# [TASK INSTRUCTIONS]
1 - Please copy these lines from the records verbatim, starting with the line that contains "Patent image size: (398, 321)." and going on through the line that contains "The frame post 4 is at (14, 110).".
2 - Write what comes next in the email thread about wal operations and checksum updates, picking up after its final sentence.

# [DOCUMENT EXCERPT]
···

On 11.05.2016 4:10, Sage Weil wrote:
On Tue, 10 May 2016, Sage Weil wrote:
Making the wal part of the consistency model is more complex, but it means
we can (1) log our intent to overwrite atomically with the kv txn commit,
and then (2) do the async overwrite. It will get a bit more complex
because we'll be doing metadata updates as part of the wal completion, but
it's not a big step from where we are now, and I think the performance
benefit will be worth it.
May I have some example how it's supposed to work please?
At a high level,
1- prepare kv commit. it includes a wal_op_t that describes a
read/modify/write of a csum block within some existing blob.
2- commit the kv txn
3- do the wal read/modify/write
4- calculate new csum
5- in the wal 'cleanup' transaction (which removes the wal event),
also update blob csum_data in the onode or bnode.
In practice, I think we want to pass TransContext down from _wal_apply
into _do_wal_op, and put modified onode or bnode in the txc dirty list.
(We'll need to clear it after the current _txc_finalize call so that it
doesn't have the first phase's dirty stuff still there.) Then, in
_kv_sync_thread, where the
// cleanup sync wal keys
stuff is, we probably want to have a helper that captures the wal event
removal *and* any other stuff we need to do.. like update onodes and
bnodes. It'll look similar to _txc_finalize, I think.
Then the main piece is how to modify the bluestore_wal_op_t to describe
which blob metadata we're modifying and how to do the
whole read/modify/write operation. I think
- we need to bundle the csum data for anything we read. we can probably
just put a blob_t in here, since it includes the extents and csum metadata
all together.
- we need to describe where the blob exists (which onode or bnode owns
it, and what its id is) so that do_wal_op can find it and update it.
* we might want to optimize the normal path so that we can use the
in-memory copy without doing a lookup
It probably means a mostly rewritten wal_op_t type. I think the ops we
need to capture are
- overwrite
- read / modify / write (e.g., partial blocks)
- read / modify / write (and update csum metadata)
- read / modify / compress / write (and update csum metadata)
- read / write elsewhere (e.g., the current copy op, used for cow)
Since compression is thrown in there, we probably need to be able to
allocate in the do_wal_op path too. I think that'll be okay... it's
making the wal finalize kv look more and more like the current
txc_finalize. That probably means if we're careful we can use the same
code for both?

···

# [Stored data entries]
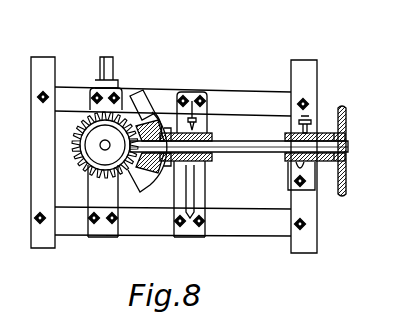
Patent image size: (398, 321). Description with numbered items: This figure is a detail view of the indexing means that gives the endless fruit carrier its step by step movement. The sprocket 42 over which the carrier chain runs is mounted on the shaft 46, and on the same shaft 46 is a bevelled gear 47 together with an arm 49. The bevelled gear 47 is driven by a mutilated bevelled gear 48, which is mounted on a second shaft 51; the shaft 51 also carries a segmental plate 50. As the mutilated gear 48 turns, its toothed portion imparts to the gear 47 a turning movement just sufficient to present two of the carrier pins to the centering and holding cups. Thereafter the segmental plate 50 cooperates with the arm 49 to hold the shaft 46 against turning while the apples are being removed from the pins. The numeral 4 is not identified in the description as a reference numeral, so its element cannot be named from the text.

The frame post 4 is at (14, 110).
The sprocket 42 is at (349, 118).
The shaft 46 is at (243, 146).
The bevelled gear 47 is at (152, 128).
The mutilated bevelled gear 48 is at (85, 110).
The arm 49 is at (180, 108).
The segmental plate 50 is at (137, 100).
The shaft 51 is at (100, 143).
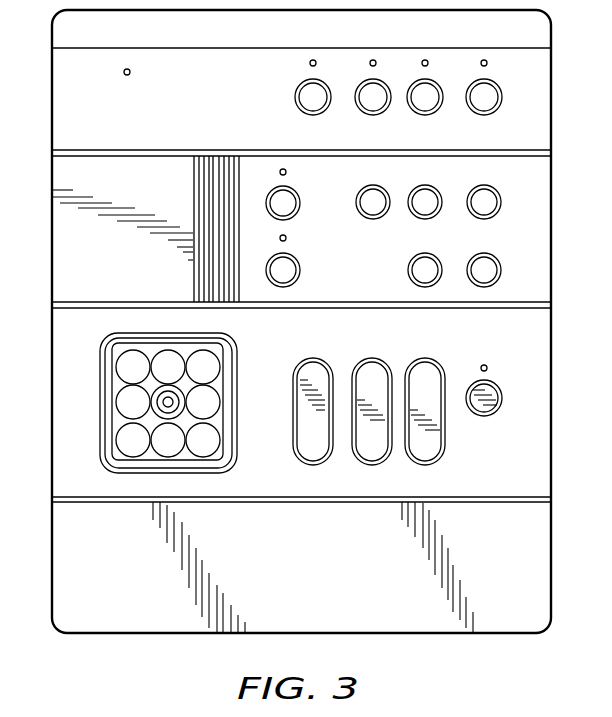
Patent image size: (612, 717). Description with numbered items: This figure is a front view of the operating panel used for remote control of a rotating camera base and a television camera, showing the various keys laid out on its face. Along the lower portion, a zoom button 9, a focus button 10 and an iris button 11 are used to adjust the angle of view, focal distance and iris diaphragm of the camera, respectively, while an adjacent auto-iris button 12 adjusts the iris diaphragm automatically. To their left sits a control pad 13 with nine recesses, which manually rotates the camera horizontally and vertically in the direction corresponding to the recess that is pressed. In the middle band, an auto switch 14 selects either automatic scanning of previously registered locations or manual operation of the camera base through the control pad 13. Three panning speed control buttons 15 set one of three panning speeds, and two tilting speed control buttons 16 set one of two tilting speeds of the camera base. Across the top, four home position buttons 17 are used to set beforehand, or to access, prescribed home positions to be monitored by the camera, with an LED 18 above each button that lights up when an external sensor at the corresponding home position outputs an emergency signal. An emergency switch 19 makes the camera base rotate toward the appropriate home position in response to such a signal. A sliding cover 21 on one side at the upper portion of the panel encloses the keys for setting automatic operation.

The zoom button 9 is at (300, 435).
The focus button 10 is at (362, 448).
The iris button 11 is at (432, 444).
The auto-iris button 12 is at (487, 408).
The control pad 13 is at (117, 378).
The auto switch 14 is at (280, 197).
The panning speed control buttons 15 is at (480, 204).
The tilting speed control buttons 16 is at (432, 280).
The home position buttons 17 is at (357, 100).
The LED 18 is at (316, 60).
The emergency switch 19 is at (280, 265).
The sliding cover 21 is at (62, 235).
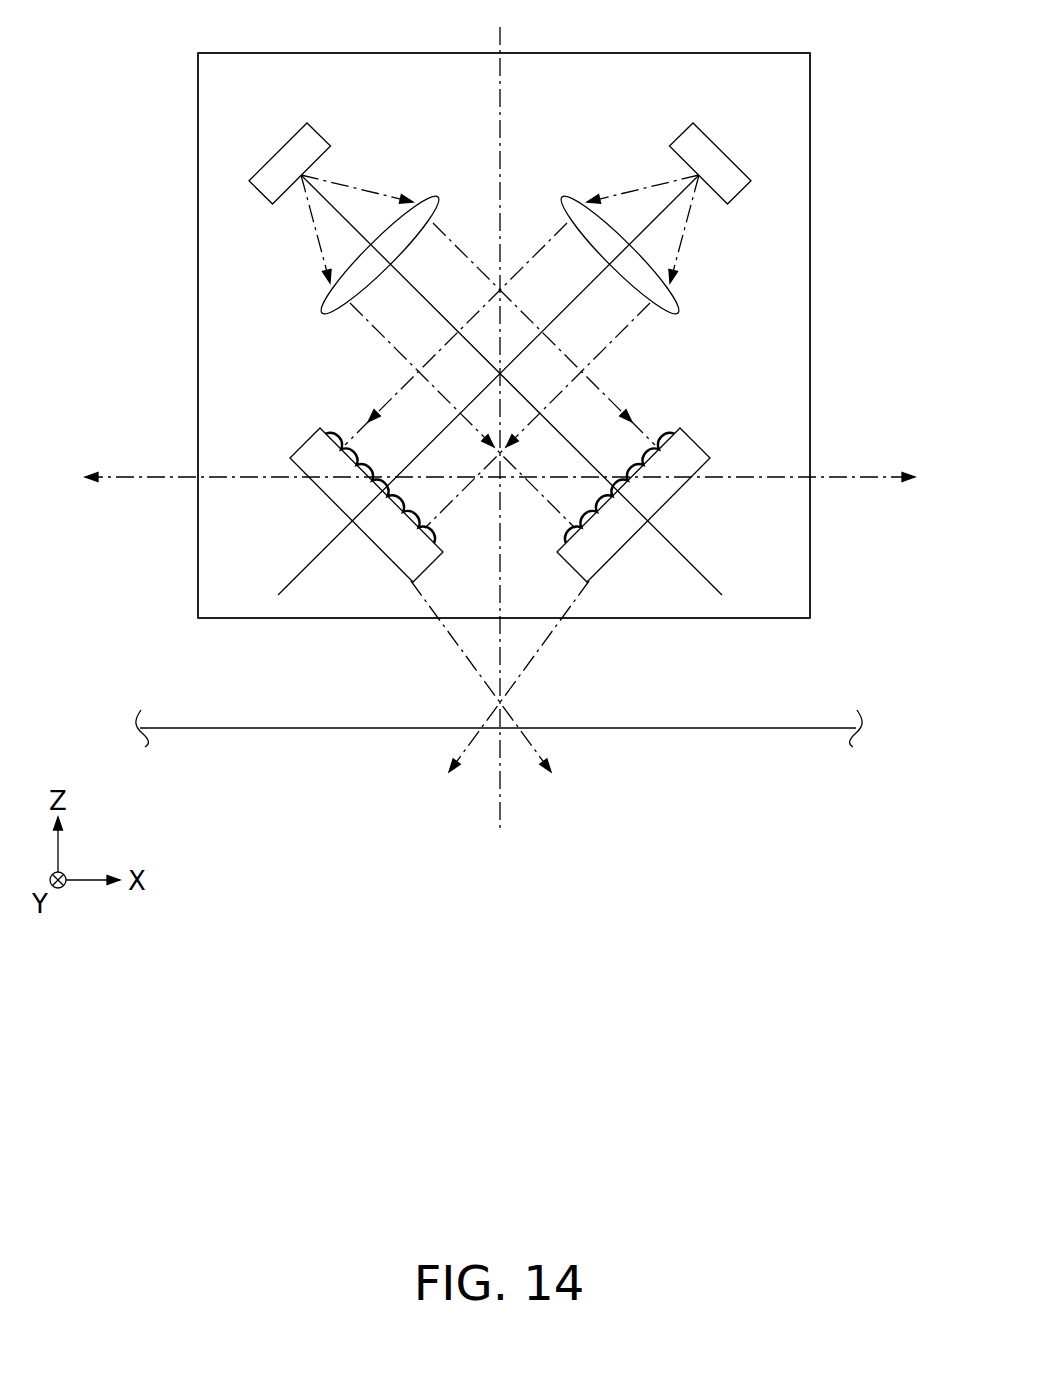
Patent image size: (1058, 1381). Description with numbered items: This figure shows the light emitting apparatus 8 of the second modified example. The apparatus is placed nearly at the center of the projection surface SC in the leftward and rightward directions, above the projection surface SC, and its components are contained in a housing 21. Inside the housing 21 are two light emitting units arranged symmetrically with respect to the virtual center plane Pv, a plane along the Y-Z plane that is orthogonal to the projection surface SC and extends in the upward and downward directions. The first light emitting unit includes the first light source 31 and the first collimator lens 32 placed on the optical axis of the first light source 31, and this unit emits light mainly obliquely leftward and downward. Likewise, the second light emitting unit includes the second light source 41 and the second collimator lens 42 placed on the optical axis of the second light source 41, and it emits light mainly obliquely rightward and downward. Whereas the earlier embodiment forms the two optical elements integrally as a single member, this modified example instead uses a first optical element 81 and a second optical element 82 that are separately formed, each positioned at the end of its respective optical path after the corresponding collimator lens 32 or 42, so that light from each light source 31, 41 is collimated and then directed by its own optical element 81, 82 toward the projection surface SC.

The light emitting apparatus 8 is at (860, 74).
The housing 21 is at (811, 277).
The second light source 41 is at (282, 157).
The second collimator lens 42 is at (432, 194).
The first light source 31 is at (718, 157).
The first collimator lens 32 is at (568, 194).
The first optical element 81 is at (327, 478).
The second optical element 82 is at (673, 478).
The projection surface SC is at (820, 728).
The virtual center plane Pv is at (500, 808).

···

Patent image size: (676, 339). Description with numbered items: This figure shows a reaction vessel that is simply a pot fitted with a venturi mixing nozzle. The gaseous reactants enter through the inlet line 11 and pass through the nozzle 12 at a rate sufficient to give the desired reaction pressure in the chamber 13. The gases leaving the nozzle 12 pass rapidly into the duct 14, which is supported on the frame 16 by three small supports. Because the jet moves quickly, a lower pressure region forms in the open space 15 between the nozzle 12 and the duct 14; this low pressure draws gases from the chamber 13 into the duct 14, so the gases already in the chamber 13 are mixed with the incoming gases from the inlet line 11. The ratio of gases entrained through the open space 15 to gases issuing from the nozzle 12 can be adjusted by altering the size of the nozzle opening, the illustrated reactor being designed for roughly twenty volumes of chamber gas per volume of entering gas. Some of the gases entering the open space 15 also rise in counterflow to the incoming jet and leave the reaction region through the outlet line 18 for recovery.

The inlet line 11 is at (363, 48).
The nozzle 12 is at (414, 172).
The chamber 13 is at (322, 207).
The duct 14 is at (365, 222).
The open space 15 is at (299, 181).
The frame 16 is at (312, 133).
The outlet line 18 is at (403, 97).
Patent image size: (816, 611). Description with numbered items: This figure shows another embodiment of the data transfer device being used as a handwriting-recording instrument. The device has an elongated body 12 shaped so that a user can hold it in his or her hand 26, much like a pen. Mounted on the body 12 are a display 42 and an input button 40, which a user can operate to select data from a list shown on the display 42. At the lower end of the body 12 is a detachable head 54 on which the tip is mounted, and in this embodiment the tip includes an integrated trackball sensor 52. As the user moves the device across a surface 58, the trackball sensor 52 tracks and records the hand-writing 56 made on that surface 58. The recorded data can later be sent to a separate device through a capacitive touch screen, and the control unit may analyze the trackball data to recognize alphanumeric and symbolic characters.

···

# [RESULTS]
1 -
Patent image size: (398, 321). Description with numbered items: This figure is a detail view of the indexing means that gives the endless fruit carrier its step by step movement. The sprocket 42 over which the carrier chain runs is mounted on the shaft 46, and on the same shaft 46 is a bevelled gear 47 together with an arm 49. The bevelled gear 47 is driven by a mutilated bevelled gear 48, which is mounted on a second shaft 51; the shaft 51 also carries a segmental plate 50. As the mutilated gear 48 turns, its toothed portion imparts to the gear 47 a turning movement just sufficient to present two of the carrier pins to the centering and holding cups. Thereafter the segmental plate 50 cooperates with the arm 49 to hold the shaft 46 against turning while the apples are being removed from the pins. The numeral 4 is not identified in the description as a reference numeral, so its element cannot be named from the text.

The frame post 4 is at (14, 110).

2 -
I took a stab at a revised wal_op_t here:
https://github.com/liewegas/ceph/blob/wip-bluestore-write/src/os/bluestore/bluestore_types.h#L595-L605
This is enough to implement the basic wal overwrite case here:
https://github.com/liewegas/ceph/blob/wip-bluestore-write/src/os/bluestore/BlueStore.cc#L5522-L5578
It's overkill for that, but something like this ought to be sufficiently
general to express the more complicated wal (and compaction/gc/cleanup)
operations, where we are reading bits of data from lots of different
previous blobs, verifying checksums, and then assembling the results into
a new buffer that gets written somewhere else. The read_extent_map and
write_map offsets are logical offsets in a buffer we assemble and then
write to b_off~b_len in the specific blob. I didn't get to the _do_wal_op
part that actually does it, but it would do the final write, csum
calculation, and metadata update. Probably... the allocation would happen
then too, if the specified blob didn't already have pextents. Tha way
we can do compression at that stage as well?
What do you think?
Not completely sure that it's a good idea to have read stage description
stored in WAL record? Wouldn't that produce any
conflicts/inconsistencies when multiple WAL records deal with the same
or close lextents and previous WAL updates lextents to read. May be it's
better to prepare such a description exactly when WAL is applied? And
WAL record to have just a basic write info?
And for GC/cleanup process this becomes even more important as the task
may be deferred for a while and lextent map may be significantly altered.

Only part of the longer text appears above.